WHAT YOU HAVE TO DO:
Collect all lines containing the word "Pagina" from the data.

##### DATA SHOWN

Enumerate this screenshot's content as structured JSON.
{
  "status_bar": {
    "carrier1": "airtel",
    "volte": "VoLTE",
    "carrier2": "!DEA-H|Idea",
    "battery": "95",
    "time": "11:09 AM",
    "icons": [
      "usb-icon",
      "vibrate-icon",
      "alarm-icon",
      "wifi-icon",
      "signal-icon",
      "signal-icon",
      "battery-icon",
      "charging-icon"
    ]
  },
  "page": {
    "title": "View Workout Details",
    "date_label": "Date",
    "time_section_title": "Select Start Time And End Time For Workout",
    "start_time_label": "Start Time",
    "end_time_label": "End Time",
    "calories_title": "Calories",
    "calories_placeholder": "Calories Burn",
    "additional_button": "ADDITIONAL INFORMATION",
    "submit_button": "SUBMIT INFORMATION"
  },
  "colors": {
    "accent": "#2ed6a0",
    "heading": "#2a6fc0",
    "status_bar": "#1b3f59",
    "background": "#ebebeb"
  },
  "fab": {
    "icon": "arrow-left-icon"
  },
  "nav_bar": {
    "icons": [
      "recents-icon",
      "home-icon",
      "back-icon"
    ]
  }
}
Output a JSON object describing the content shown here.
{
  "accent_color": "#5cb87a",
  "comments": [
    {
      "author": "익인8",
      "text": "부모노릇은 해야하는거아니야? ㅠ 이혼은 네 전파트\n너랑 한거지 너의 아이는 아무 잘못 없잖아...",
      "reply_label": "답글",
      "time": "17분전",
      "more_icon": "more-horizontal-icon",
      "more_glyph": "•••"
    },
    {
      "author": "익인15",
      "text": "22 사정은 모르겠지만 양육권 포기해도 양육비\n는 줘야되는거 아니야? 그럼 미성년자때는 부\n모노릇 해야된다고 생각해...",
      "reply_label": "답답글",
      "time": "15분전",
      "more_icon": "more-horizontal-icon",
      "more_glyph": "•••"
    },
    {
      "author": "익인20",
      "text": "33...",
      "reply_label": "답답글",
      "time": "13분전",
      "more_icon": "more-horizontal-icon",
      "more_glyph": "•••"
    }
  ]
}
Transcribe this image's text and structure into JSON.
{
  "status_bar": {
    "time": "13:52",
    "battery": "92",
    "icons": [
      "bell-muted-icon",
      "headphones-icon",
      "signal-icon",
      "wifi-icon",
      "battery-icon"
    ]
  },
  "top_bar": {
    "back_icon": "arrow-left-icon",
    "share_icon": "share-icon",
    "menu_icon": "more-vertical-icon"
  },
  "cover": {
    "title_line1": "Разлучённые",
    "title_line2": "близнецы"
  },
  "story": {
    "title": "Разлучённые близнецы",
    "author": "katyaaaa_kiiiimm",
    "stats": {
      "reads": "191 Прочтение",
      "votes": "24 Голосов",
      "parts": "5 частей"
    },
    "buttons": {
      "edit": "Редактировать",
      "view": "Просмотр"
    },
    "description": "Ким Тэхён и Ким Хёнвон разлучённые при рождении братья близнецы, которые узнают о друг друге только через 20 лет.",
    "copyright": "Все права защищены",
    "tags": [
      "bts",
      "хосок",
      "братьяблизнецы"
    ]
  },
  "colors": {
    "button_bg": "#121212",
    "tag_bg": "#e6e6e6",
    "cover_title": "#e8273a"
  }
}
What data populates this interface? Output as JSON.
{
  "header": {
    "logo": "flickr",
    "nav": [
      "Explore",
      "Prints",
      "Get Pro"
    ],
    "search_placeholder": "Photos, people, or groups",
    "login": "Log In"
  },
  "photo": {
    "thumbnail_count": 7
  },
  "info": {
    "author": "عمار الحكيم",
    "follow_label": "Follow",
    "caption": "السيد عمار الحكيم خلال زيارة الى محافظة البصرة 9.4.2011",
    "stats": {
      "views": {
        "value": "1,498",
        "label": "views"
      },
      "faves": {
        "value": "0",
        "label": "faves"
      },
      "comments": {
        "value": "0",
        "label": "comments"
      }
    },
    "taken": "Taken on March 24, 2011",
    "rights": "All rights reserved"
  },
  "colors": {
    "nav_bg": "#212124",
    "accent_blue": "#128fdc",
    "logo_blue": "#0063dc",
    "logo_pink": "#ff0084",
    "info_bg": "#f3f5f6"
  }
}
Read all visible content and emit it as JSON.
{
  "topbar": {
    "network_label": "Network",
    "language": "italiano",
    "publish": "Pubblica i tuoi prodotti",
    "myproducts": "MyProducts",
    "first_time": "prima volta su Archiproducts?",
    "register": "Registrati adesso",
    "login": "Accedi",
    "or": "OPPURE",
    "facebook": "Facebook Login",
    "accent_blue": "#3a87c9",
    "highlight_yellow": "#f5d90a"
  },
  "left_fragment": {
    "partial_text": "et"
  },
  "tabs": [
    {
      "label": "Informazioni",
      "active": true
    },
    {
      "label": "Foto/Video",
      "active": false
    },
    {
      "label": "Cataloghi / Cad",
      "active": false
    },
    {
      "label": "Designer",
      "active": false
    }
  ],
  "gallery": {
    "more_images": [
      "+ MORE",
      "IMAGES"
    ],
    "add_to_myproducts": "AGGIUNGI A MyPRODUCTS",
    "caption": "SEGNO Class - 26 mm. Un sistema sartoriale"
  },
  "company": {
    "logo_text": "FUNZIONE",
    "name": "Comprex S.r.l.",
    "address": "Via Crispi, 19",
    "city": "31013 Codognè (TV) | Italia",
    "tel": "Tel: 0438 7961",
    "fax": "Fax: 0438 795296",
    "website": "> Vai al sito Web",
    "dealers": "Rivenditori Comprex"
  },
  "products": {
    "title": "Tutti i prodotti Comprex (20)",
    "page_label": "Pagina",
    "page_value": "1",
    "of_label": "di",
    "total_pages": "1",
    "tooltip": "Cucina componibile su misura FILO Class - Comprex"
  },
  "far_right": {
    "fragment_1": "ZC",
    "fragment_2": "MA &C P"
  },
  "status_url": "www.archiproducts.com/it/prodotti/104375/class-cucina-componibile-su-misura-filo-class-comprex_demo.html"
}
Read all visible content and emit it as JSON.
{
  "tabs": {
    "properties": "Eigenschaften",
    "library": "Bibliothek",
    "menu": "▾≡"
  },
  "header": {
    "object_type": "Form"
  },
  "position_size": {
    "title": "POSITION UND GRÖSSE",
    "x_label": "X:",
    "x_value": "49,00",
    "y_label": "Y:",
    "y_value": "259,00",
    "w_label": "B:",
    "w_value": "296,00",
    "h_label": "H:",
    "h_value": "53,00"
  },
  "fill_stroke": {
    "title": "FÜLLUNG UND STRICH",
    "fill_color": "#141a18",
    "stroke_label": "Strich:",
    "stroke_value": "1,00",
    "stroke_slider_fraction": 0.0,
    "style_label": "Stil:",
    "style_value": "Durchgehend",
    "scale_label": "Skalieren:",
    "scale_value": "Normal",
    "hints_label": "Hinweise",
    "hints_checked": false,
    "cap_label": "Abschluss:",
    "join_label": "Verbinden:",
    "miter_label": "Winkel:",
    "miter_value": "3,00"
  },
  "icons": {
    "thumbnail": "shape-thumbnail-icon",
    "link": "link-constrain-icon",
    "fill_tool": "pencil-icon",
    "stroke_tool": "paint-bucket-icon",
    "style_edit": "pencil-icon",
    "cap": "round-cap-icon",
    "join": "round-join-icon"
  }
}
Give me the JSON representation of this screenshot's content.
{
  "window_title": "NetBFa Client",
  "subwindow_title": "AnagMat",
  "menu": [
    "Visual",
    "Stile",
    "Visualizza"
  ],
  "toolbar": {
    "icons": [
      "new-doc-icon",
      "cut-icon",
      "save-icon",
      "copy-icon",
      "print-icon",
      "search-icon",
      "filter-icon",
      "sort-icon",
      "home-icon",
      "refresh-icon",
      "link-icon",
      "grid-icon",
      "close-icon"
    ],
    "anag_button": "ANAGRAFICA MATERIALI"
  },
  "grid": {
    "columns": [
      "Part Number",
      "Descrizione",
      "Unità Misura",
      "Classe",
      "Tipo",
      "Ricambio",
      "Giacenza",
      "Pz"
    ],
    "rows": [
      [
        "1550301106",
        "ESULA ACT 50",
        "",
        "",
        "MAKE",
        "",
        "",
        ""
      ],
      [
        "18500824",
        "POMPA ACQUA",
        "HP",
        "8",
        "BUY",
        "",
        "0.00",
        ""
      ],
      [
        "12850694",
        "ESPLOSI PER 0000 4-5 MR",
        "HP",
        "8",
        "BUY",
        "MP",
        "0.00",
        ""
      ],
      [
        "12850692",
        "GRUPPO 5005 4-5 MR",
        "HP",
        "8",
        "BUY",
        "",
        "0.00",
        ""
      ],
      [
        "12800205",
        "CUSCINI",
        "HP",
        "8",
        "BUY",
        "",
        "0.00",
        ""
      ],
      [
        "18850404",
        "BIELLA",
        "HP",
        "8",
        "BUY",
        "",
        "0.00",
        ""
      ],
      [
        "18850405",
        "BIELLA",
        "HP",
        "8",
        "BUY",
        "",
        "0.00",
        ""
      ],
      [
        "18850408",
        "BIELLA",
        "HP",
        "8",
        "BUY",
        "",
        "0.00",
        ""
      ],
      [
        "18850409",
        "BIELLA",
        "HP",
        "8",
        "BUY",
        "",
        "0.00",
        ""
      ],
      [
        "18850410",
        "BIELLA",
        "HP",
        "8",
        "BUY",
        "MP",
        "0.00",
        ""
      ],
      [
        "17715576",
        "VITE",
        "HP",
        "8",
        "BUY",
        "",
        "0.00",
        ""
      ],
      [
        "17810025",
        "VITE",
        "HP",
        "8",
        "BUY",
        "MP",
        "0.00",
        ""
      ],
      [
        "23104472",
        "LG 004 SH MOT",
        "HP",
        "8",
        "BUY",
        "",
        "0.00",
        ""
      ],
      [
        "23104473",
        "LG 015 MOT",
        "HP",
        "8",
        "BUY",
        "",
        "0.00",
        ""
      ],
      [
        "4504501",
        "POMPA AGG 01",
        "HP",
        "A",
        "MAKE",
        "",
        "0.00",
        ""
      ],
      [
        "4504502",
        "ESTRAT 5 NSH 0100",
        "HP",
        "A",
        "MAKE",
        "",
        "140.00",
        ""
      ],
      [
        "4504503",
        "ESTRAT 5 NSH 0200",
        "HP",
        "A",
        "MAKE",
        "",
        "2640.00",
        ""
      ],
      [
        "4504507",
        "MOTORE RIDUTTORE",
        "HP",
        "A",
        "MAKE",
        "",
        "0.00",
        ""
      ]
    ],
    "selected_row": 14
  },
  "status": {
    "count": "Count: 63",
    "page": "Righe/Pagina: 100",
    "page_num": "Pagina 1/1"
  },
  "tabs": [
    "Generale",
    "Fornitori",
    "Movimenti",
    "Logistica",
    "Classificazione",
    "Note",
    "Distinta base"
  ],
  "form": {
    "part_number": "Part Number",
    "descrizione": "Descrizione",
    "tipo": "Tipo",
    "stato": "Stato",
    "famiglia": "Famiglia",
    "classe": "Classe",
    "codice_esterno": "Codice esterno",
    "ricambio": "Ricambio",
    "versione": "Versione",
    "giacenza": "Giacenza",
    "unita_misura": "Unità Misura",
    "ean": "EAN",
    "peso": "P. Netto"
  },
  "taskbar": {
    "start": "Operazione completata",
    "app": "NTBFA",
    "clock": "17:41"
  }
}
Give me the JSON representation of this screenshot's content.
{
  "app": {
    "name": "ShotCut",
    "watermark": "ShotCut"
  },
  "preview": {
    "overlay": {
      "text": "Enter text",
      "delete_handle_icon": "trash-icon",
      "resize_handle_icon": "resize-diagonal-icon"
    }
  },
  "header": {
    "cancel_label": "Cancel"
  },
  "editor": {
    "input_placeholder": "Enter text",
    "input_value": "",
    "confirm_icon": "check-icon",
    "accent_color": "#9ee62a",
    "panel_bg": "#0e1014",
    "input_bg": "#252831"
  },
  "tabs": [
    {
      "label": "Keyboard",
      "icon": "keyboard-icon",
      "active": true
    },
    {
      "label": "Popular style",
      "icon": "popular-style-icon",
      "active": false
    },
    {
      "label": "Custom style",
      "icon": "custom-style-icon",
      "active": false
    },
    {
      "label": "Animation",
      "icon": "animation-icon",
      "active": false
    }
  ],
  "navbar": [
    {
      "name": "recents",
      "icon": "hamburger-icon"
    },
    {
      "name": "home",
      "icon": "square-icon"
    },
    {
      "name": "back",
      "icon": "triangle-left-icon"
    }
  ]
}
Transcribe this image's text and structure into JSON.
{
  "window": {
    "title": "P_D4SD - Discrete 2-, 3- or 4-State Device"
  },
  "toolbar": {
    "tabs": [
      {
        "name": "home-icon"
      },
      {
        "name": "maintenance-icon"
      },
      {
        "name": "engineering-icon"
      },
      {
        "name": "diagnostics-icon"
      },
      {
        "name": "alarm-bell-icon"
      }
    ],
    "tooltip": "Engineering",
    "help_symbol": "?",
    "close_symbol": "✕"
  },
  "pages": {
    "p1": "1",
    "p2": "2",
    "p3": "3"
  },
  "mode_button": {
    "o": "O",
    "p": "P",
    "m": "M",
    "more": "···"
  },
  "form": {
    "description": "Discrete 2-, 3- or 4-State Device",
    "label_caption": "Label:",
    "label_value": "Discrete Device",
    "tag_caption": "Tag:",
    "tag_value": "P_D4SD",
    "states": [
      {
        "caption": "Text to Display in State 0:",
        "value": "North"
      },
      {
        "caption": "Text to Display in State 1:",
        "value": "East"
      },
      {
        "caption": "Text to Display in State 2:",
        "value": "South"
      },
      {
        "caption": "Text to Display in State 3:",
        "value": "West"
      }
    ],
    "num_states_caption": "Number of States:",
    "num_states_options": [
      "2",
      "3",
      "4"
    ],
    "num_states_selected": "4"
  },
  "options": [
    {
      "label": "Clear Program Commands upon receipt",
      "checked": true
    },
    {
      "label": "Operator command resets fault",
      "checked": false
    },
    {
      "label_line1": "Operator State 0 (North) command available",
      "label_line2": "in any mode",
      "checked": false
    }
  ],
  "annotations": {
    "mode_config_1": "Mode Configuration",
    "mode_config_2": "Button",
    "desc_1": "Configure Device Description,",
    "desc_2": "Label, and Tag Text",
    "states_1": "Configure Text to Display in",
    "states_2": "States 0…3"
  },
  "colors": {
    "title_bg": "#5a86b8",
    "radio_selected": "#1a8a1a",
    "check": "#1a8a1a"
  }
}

##########

CORRECT OUTPUT:
    "page_label": "Pagina",
    "page": "Righe/Pagina: 100",
    "page_num": "Pagina 1/1"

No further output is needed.